## DATA

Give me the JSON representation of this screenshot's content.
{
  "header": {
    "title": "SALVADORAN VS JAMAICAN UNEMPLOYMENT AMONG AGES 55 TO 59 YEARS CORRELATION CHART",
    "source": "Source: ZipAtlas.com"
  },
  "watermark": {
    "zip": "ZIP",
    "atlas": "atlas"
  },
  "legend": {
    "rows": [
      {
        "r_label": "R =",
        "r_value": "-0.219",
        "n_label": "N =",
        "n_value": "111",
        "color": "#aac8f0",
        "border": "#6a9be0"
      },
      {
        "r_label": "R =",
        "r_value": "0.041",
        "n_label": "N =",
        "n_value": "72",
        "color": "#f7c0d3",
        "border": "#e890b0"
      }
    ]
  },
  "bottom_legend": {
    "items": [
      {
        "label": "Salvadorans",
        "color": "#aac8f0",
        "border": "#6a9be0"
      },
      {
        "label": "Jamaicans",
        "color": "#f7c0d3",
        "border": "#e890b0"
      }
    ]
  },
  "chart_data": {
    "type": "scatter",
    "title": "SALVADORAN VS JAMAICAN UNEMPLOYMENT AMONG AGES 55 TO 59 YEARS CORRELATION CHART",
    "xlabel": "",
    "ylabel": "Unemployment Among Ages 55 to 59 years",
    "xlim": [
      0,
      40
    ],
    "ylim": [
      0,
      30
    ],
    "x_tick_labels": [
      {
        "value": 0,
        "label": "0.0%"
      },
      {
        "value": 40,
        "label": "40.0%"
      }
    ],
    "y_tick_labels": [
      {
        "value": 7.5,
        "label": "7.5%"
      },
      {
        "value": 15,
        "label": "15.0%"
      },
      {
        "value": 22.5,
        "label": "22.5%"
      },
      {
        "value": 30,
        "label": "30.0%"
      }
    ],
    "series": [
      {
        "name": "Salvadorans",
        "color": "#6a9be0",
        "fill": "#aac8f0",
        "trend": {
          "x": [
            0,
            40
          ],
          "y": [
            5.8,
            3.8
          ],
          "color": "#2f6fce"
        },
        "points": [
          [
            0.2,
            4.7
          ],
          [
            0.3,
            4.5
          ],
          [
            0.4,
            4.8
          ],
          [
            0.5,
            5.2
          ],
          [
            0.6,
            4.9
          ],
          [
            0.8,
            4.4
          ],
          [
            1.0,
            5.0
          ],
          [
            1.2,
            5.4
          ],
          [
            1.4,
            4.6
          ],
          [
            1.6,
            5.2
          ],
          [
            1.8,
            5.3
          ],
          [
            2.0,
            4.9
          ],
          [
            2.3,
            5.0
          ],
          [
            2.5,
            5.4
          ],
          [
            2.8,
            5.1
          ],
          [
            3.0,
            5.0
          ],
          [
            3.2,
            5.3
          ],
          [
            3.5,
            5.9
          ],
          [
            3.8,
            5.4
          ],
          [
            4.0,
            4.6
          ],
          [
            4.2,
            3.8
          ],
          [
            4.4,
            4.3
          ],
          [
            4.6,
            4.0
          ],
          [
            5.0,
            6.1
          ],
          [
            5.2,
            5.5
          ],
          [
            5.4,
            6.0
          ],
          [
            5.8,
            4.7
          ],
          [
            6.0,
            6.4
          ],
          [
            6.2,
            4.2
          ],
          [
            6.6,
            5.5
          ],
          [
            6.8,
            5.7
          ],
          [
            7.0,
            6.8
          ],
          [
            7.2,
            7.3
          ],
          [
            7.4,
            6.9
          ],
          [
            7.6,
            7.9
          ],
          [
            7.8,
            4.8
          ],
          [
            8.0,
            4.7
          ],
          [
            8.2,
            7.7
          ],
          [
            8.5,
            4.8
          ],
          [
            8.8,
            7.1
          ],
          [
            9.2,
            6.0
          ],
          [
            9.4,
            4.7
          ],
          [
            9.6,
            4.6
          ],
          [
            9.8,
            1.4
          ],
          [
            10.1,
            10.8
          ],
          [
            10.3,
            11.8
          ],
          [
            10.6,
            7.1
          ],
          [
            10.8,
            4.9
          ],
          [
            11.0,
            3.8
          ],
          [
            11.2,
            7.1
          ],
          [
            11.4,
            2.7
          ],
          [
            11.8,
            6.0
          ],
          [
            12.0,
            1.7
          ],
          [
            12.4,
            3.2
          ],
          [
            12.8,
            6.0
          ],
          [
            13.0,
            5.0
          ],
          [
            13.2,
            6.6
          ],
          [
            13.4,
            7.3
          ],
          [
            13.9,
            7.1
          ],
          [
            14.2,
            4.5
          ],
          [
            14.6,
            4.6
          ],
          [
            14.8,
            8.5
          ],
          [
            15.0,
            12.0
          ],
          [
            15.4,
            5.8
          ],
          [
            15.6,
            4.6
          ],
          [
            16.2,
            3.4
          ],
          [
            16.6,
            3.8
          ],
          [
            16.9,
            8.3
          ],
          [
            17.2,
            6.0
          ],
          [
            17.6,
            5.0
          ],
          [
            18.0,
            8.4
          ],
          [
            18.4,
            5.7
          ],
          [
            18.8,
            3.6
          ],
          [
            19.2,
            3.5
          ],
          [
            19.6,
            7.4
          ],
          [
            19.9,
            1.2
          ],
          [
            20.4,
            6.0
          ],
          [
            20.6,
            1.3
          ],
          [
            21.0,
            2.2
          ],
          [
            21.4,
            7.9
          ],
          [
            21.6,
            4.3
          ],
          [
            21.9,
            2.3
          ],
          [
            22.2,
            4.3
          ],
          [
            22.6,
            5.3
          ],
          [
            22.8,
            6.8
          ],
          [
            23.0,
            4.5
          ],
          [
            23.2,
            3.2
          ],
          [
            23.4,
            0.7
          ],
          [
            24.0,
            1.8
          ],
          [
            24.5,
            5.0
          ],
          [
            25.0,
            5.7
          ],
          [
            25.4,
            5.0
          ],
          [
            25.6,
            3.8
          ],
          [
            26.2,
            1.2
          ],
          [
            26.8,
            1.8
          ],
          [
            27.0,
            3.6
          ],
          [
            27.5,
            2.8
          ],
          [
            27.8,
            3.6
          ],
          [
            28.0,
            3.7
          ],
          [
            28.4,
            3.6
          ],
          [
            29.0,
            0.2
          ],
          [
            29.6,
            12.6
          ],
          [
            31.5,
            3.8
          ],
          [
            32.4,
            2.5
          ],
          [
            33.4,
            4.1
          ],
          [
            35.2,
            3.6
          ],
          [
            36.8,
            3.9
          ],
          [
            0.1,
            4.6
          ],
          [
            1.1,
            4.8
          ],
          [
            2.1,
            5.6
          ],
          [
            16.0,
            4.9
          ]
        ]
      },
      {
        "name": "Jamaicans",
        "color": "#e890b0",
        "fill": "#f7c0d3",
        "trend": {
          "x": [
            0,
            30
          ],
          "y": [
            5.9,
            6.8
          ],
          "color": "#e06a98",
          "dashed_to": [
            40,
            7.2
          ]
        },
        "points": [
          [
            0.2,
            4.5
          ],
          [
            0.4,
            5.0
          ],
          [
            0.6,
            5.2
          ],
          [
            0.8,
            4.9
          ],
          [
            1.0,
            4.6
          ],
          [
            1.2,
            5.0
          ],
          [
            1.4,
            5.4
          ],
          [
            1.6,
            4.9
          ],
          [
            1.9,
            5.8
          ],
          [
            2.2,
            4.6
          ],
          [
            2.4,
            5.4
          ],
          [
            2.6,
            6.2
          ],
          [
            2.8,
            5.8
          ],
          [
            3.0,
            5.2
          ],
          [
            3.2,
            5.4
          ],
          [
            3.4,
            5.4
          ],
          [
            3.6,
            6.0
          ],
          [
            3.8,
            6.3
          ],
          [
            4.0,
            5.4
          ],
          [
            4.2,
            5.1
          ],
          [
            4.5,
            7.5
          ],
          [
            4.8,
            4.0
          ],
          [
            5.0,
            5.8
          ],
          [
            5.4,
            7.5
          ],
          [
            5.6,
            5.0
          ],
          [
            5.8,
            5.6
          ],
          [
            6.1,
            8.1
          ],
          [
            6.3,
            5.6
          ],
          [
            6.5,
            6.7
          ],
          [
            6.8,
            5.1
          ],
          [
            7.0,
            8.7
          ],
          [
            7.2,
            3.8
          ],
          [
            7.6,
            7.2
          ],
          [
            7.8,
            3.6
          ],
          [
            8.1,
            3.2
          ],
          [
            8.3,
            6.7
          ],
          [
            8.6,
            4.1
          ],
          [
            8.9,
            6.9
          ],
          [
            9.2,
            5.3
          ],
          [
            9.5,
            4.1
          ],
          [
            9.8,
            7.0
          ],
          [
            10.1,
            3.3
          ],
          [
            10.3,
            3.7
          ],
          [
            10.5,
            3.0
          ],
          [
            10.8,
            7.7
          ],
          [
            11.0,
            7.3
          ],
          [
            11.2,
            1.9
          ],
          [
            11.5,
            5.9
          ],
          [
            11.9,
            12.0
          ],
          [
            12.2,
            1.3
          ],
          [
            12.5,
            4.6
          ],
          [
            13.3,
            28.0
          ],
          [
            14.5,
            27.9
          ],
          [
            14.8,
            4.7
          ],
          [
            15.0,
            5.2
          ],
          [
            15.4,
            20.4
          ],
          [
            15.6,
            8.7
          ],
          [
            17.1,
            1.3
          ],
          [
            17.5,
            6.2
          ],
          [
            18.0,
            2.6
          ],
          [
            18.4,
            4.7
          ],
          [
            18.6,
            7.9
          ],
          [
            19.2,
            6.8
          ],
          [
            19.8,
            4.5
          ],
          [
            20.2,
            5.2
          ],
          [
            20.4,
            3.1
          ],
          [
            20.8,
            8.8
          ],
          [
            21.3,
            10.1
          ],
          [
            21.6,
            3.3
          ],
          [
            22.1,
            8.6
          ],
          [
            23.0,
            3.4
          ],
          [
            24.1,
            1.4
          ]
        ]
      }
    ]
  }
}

## PROBLEM REQUIREMENTS
Search the lines above for the string "color" and copy each line that has it.

## CORRECT OUTPUT
        "color": "#aac8f0",
        "color": "#f7c0d3",
        "color": "#aac8f0",
        "color": "#f7c0d3",
        "color": "#6a9be0",
          "color": "#2f6fce"
        "color": "#e890b0",
          "color": "#e06a98",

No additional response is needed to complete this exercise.